begin DATA EXCERPTS
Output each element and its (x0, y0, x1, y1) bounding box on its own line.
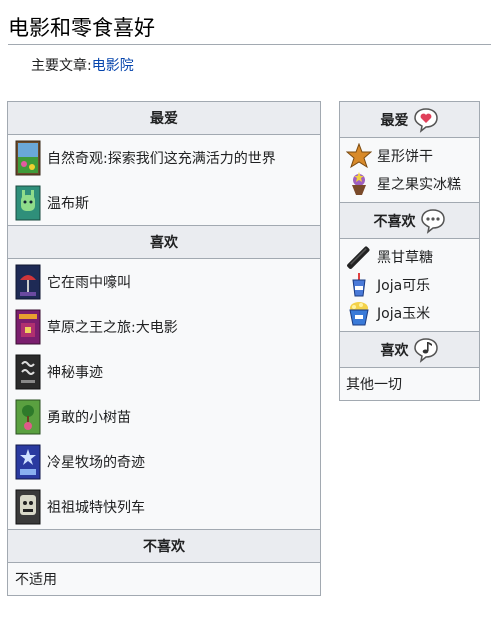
list-item: 黑甘草糖 (340, 243, 479, 271)
list-item: 草原之王之旅:大电影 (8, 304, 320, 349)
movies-disliked-header: 不喜欢 (7, 529, 321, 563)
list-item: 它在雨中嚎叫 (8, 259, 320, 304)
snacks-liked-value: 其他一切 (339, 367, 480, 401)
snack-name[interactable]: 星形饼干 (377, 146, 433, 166)
snack-name[interactable]: 黑甘草糖 (377, 247, 433, 267)
sapling-poster-icon[interactable] (15, 399, 41, 435)
movies-loved-header: 最爱 (7, 101, 321, 135)
movie-title[interactable]: 自然奇观:探索我们这充满活力的世界 (47, 148, 276, 168)
movie-preferences-table: 最爱 自然奇观:探索我们这充满活力的世界 温布斯 喜欢 它在雨中嚎叫 草原之王之… (7, 101, 321, 596)
movie-title[interactable]: 它在雨中嚎叫 (47, 272, 131, 292)
list-item: 星形饼干 (340, 142, 479, 170)
list-item: 冷星牧场的奇迹 (8, 439, 320, 484)
main-article-note: 主要文章:电影院 (31, 55, 134, 75)
main-article-link[interactable]: 电影院 (92, 58, 134, 74)
jojacorn-icon[interactable] (346, 300, 372, 326)
wumbus-poster-icon[interactable] (15, 185, 41, 221)
rain-poster-icon[interactable] (15, 264, 41, 300)
heart-bubble-icon (413, 107, 439, 133)
snack-preferences-table: 最爱 星形饼干 星之果实冰糕 不喜欢 黑甘草糖 Joja可乐 Joja玉米 喜欢… (339, 101, 480, 401)
black-licorice-icon[interactable] (346, 244, 372, 270)
stardrop-sorbet-icon[interactable] (346, 171, 372, 197)
joja-cola-icon[interactable] (346, 272, 372, 298)
list-item: Joja玉米 (340, 299, 479, 327)
movie-title[interactable]: 祖祖城特快列车 (47, 497, 145, 517)
list-item: Joja可乐 (340, 271, 479, 299)
snacks-disliked-header: 不喜欢 (373, 213, 416, 230)
snacks-liked-header-cell: 喜欢 (339, 331, 480, 368)
main-article-label: 主要文章: (31, 58, 92, 74)
movie-title[interactable]: 神秘事迹 (47, 362, 103, 382)
snack-name[interactable]: Joja玉米 (377, 303, 430, 323)
list-item: 神秘事迹 (8, 349, 320, 394)
movies-loved-cell: 自然奇观:探索我们这充满活力的世界 温布斯 (7, 134, 321, 226)
cold-star-poster-icon[interactable] (15, 444, 41, 480)
movie-title[interactable]: 勇敢的小树苗 (47, 407, 131, 427)
snacks-disliked-header-cell: 不喜欢 (339, 202, 480, 239)
movies-liked-header: 喜欢 (7, 225, 321, 259)
page-title: 电影和零食喜好 (8, 16, 155, 40)
snack-name[interactable]: 星之果实冰糕 (377, 174, 461, 194)
speech-bubble-icon (420, 208, 446, 234)
prairie-king-poster-icon[interactable] (15, 309, 41, 345)
snacks-loved-header: 最爱 (380, 112, 409, 129)
title-divider (8, 44, 491, 45)
list-item: 星之果实冰糕 (340, 170, 479, 198)
music-note-bubble-icon (413, 337, 439, 363)
movie-title[interactable]: 冷星牧场的奇迹 (47, 452, 145, 472)
snacks-loved-cell: 星形饼干 星之果实冰糕 (339, 137, 480, 203)
star-cookie-icon[interactable] (345, 142, 373, 169)
mysterium-poster-icon[interactable] (15, 354, 41, 390)
snacks-liked-header: 喜欢 (380, 342, 409, 359)
movie-title[interactable]: 草原之王之旅:大电影 (47, 317, 178, 337)
zuzu-express-poster-icon[interactable] (15, 489, 41, 525)
list-item: 祖祖城特快列车 (8, 484, 320, 529)
movies-liked-cell: 它在雨中嚎叫 草原之王之旅:大电影 神秘事迹 勇敢的小树苗 冷星牧场的奇迹 祖祖… (7, 258, 321, 530)
list-item: 自然奇观:探索我们这充满活力的世界 (8, 135, 320, 180)
movie-title[interactable]: 温布斯 (47, 193, 89, 213)
list-item: 勇敢的小树苗 (8, 394, 320, 439)
snacks-disliked-cell: 黑甘草糖 Joja可乐 Joja玉米 (339, 238, 480, 332)
nature-poster-icon[interactable] (15, 140, 41, 176)
snack-name[interactable]: Joja可乐 (377, 275, 430, 295)
snacks-loved-header-cell: 最爱 (339, 101, 480, 138)
movies-disliked-value: 不适用 (7, 562, 321, 596)
list-item: 温布斯 (8, 180, 320, 225)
end DATA EXCERPTS
SET TASK
Could you copy out every line of the records above, word for word and without the pictures?

TASK RESULT
Output each element and its (x0, y0, x1, y1) bounding box on its own line.
list-item: 黑甘草糖 (340, 243, 479, 271)
list-item: 草原之王之旅:大电影 (8, 304, 320, 349)
movies-disliked-header: 不喜欢 (7, 529, 321, 563)
list-item: 它在雨中嚎叫 (8, 259, 320, 304)
snacks-liked-value: 其他一切 (339, 367, 480, 401)
snack-name[interactable]: 星形饼干 (377, 146, 433, 166)
snack-name[interactable]: 黑甘草糖 (377, 247, 433, 267)
sapling-poster-icon[interactable] (15, 399, 41, 435)
movies-loved-header: 最爱 (7, 101, 321, 135)
movie-title[interactable]: 自然奇观:探索我们这充满活力的世界 (47, 148, 276, 168)
movie-preferences-table: 最爱 自然奇观:探索我们这充满活力的世界 温布斯 喜欢 它在雨中嚎叫 草原之王之… (7, 101, 321, 596)
movie-title[interactable]: 它在雨中嚎叫 (47, 272, 131, 292)
list-item: 星形饼干 (340, 142, 479, 170)
list-item: 冷星牧场的奇迹 (8, 439, 320, 484)
main-article-note: 主要文章:电影院 (31, 55, 134, 75)
main-article-link[interactable]: 电影院 (92, 58, 134, 74)
jojacorn-icon[interactable] (346, 300, 372, 326)
wumbus-poster-icon[interactable] (15, 185, 41, 221)
rain-poster-icon[interactable] (15, 264, 41, 300)
heart-bubble-icon (413, 107, 439, 133)
snack-preferences-table: 最爱 星形饼干 星之果实冰糕 不喜欢 黑甘草糖 Joja可乐 Joja玉米 喜欢… (339, 101, 480, 401)
black-licorice-icon[interactable] (346, 244, 372, 270)
stardrop-sorbet-icon[interactable] (346, 171, 372, 197)
joja-cola-icon[interactable] (346, 272, 372, 298)
list-item: Joja玉米 (340, 299, 479, 327)
movie-title[interactable]: 祖祖城特快列车 (47, 497, 145, 517)
list-item: Joja可乐 (340, 271, 479, 299)
snacks-disliked-header: 不喜欢 (373, 213, 416, 230)
snacks-liked-header-cell: 喜欢 (339, 331, 480, 368)
main-article-label: 主要文章: (31, 58, 92, 74)
movie-title[interactable]: 神秘事迹 (47, 362, 103, 382)
snack-name[interactable]: Joja玉米 (377, 303, 430, 323)
list-item: 神秘事迹 (8, 349, 320, 394)
movies-loved-cell: 自然奇观:探索我们这充满活力的世界 温布斯 (7, 134, 321, 226)
cold-star-poster-icon[interactable] (15, 444, 41, 480)
movie-title[interactable]: 勇敢的小树苗 (47, 407, 131, 427)
snacks-disliked-header-cell: 不喜欢 (339, 202, 480, 239)
movies-liked-header: 喜欢 (7, 225, 321, 259)
page-title: 电影和零食喜好 (8, 16, 155, 40)
snack-name[interactable]: 星之果实冰糕 (377, 174, 461, 194)
speech-bubble-icon (420, 208, 446, 234)
prairie-king-poster-icon[interactable] (15, 309, 41, 345)
snacks-loved-header: 最爱 (380, 112, 409, 129)
title-divider (8, 44, 491, 45)
list-item: 星之果实冰糕 (340, 170, 479, 198)
music-note-bubble-icon (413, 337, 439, 363)
movie-title[interactable]: 冷星牧场的奇迹 (47, 452, 145, 472)
snacks-loved-cell: 星形饼干 星之果实冰糕 (339, 137, 480, 203)
star-cookie-icon[interactable] (345, 142, 373, 169)
mysterium-poster-icon[interactable] (15, 354, 41, 390)
snacks-liked-header: 喜欢 (380, 342, 409, 359)
movie-title[interactable]: 草原之王之旅:大电影 (47, 317, 178, 337)
zuzu-express-poster-icon[interactable] (15, 489, 41, 525)
list-item: 祖祖城特快列车 (8, 484, 320, 529)
movies-liked-cell: 它在雨中嚎叫 草原之王之旅:大电影 神秘事迹 勇敢的小树苗 冷星牧场的奇迹 祖祖… (7, 258, 321, 530)
list-item: 自然奇观:探索我们这充满活力的世界 (8, 135, 320, 180)
movie-title[interactable]: 温布斯 (47, 193, 89, 213)
list-item: 勇敢的小树苗 (8, 394, 320, 439)
snacks-disliked-cell: 黑甘草糖 Joja可乐 Joja玉米 (339, 238, 480, 332)
nature-poster-icon[interactable] (15, 140, 41, 176)
snack-name[interactable]: Joja可乐 (377, 275, 430, 295)
snacks-loved-header-cell: 最爱 (339, 101, 480, 138)
movies-disliked-value: 不适用 (7, 562, 321, 596)
list-item: 温布斯 (8, 180, 320, 225)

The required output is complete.